--- DATASET ---
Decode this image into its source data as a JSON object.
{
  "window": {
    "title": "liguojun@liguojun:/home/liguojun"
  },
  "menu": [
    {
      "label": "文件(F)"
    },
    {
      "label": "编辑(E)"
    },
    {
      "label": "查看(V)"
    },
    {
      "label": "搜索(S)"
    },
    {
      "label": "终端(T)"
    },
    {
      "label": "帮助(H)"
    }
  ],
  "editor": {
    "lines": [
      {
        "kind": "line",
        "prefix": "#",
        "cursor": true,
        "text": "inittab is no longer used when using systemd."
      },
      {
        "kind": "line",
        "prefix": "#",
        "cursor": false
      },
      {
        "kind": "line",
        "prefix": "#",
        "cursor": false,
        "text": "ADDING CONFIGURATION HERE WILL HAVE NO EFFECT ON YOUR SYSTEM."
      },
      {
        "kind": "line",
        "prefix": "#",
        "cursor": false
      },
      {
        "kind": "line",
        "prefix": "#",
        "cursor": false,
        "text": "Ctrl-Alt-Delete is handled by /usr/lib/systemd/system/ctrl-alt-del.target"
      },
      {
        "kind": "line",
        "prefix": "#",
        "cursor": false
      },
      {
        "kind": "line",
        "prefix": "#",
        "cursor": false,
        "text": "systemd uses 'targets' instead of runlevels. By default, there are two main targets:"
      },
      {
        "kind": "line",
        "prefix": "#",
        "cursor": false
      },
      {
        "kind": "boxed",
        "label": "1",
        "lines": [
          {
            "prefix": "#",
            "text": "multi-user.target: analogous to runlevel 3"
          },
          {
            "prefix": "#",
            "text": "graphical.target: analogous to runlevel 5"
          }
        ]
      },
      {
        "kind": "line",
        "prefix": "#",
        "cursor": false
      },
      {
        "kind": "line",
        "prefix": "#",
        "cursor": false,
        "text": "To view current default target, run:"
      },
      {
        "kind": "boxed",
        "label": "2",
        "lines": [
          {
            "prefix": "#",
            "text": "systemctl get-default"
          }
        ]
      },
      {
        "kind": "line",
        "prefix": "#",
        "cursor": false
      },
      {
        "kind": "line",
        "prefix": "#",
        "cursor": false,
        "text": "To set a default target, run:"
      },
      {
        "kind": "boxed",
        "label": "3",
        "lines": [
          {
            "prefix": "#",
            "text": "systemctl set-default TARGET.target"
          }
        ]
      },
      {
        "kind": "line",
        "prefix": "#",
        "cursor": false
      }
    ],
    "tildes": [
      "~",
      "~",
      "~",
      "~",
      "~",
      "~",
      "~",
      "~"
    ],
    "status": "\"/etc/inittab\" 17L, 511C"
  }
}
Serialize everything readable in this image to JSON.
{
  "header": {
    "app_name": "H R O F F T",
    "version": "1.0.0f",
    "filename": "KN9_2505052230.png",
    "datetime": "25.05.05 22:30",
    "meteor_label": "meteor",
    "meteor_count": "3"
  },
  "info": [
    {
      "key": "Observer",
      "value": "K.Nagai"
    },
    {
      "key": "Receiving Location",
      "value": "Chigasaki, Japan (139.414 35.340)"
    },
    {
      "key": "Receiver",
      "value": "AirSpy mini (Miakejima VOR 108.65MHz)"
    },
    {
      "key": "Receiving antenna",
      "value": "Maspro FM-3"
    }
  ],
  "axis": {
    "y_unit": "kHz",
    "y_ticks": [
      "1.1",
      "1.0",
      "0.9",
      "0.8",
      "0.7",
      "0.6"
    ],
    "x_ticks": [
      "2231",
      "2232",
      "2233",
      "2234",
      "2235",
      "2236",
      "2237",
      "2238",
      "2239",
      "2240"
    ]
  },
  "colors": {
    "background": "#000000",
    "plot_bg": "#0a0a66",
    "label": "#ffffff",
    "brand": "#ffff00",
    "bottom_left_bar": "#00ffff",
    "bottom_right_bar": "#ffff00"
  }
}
---
TASK DESCRIPTION
From the listing above, return each line with the word "inittab".

EXERCISE OUTPUT
        "text": "inittab is no longer used when using systemd."
    "status": "\"/etc/inittab\" 17L, 511C"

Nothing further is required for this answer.